Below is a listing to transcribe in full and exactly; keep the pictures out.
----- Material shown -----
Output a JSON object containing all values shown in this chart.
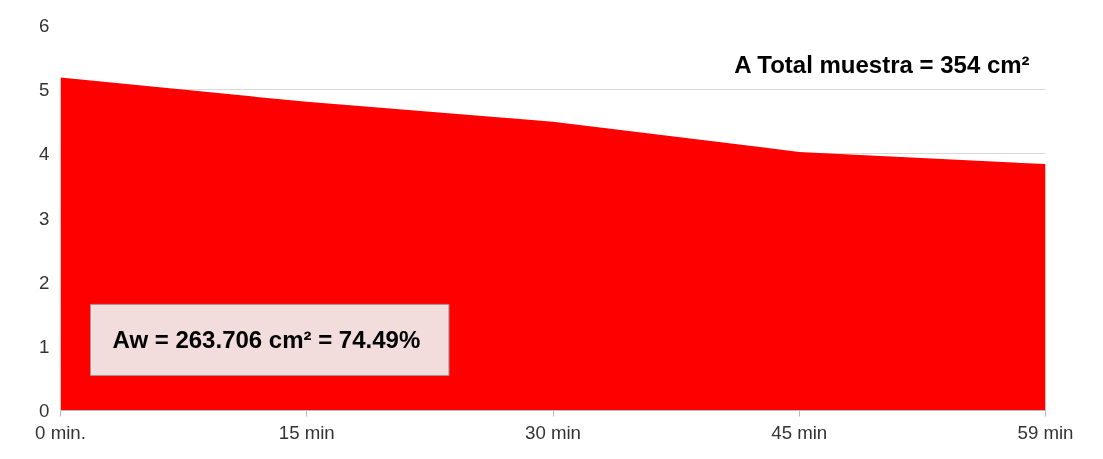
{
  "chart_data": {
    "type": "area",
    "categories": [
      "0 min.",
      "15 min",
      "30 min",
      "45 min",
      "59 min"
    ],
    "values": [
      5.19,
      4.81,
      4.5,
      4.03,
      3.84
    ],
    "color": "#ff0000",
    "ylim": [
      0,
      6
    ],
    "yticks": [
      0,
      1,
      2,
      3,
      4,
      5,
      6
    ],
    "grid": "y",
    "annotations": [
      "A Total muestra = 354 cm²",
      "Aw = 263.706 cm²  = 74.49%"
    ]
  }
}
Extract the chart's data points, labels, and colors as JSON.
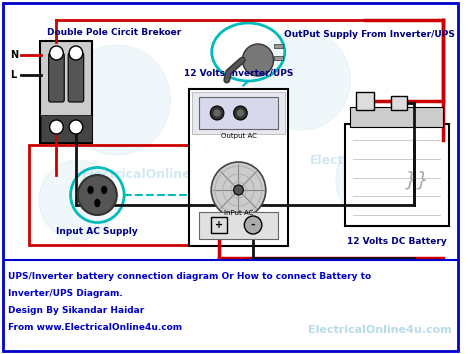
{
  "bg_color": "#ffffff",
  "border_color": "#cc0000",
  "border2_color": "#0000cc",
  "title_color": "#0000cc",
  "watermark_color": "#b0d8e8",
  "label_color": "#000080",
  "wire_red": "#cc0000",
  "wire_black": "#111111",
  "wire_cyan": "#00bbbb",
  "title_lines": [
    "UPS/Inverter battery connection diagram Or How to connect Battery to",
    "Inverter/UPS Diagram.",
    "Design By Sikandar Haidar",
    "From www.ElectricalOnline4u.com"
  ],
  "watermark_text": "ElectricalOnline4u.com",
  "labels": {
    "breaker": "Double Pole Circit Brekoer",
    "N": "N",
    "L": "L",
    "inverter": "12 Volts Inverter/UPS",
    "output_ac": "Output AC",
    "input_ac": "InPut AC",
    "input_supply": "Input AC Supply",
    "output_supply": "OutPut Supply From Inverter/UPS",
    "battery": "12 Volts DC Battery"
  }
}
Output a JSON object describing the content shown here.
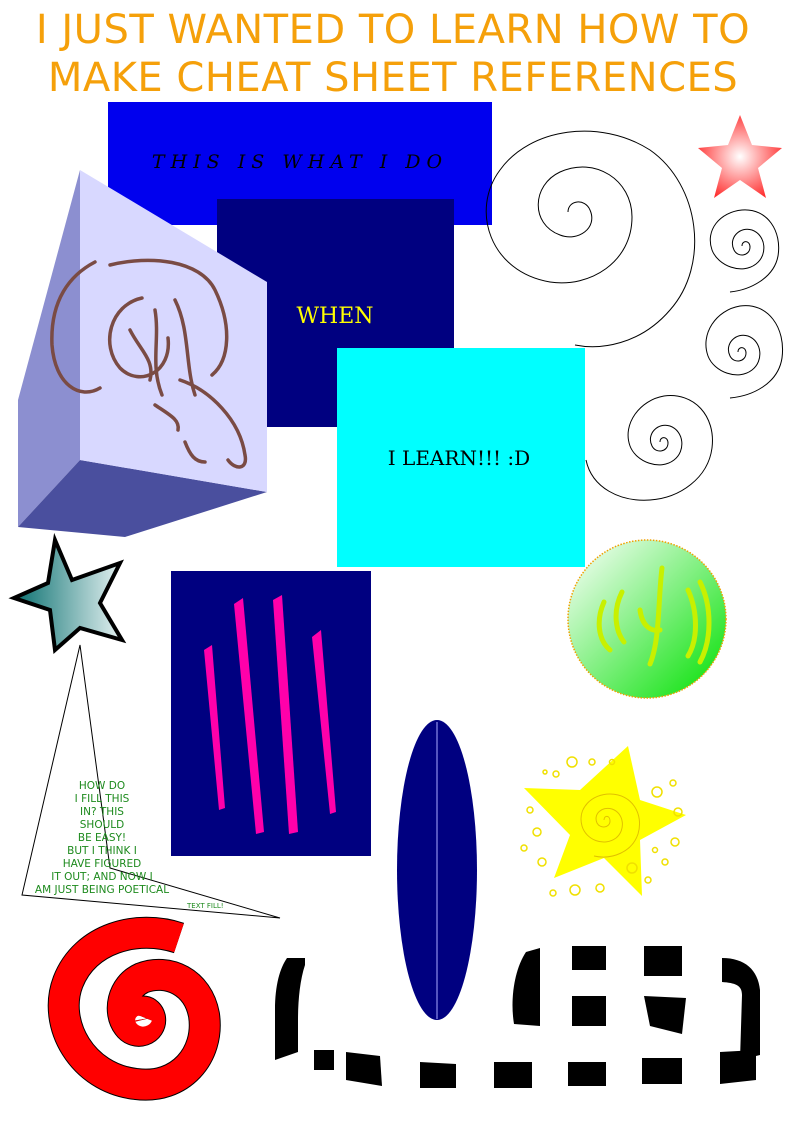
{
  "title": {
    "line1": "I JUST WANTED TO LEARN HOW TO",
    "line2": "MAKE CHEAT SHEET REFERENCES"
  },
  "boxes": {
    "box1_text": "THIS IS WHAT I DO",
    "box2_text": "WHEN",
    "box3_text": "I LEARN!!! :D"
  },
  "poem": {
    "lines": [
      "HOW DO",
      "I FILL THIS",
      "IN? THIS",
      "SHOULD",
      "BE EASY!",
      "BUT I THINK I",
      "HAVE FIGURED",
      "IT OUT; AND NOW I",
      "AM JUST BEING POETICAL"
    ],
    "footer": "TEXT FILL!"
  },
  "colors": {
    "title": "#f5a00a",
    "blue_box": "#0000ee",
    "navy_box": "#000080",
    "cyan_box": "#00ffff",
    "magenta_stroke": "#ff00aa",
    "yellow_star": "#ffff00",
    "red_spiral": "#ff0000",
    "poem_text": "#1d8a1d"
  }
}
-----
» **Result of this exercise**
Output a JSON object containing all values shown in this chart.
{
  "chart_data": {
    "type": "area",
    "categories": [
      "0 min.",
      "15 min",
      "30 min",
      "45 min",
      "59 min"
    ],
    "values": [
      5.19,
      4.81,
      4.5,
      4.03,
      3.84
    ],
    "color": "#ff0000",
    "ylim": [
      0,
      6
    ],
    "yticks": [
      0,
      1,
      2,
      3,
      4,
      5,
      6
    ],
    "grid": "y",
    "annotations": [
      "A Total muestra = 354 cm²",
      "Aw = 263.706 cm²  = 74.49%"
    ]
  }
}
Extract the chart's data points, labels, and colors as JSON.
{
  "bg_color": "#ffffff",
  "border_color": "#cc0000",
  "border2_color": "#0000cc",
  "title_color": "#0000cc",
  "watermark_color": "#b0d8e8",
  "label_color": "#000080",
  "wire_red": "#cc0000",
  "wire_black": "#111111",
  "wire_cyan": "#00bbbb",
  "title_lines": [
    "UPS/Inverter battery connection diagram Or How to connect Battery to",
    "Inverter/UPS Diagram.",
    "Design By Sikandar Haidar",
    "From www.ElectricalOnline4u.com"
  ],
  "watermark_text": "ElectricalOnline4u.com",
  "labels": {
    "breaker": "Double Pole Circit Brekoer",
    "N": "N",
    "L": "L",
    "inverter": "12 Volts Inverter/UPS",
    "output_ac": "Output AC",
    "input_ac": "InPut AC",
    "input_supply": "Input AC Supply",
    "output_supply": "OutPut Supply From Inverter/UPS",
    "battery": "12 Volts DC Battery"
  }
}
Output a JSON object describing the content shown here.
{
  "title": {
    "line1": "I JUST WANTED TO LEARN HOW TO",
    "line2": "MAKE CHEAT SHEET REFERENCES"
  },
  "boxes": {
    "box1_text": "THIS IS WHAT I DO",
    "box2_text": "WHEN",
    "box3_text": "I LEARN!!! :D"
  },
  "poem": {
    "lines": [
      "HOW DO",
      "I FILL THIS",
      "IN? THIS",
      "SHOULD",
      "BE EASY!",
      "BUT I THINK I",
      "HAVE FIGURED",
      "IT OUT; AND NOW I",
      "AM JUST BEING POETICAL"
    ],
    "footer": "TEXT FILL!"
  },
  "colors": {
    "title": "#f5a00a",
    "blue_box": "#0000ee",
    "navy_box": "#000080",
    "cyan_box": "#00ffff",
    "magenta_stroke": "#ff00aa",
    "yellow_star": "#ffff00",
    "red_spiral": "#ff0000",
    "poem_text": "#1d8a1d"
  }
}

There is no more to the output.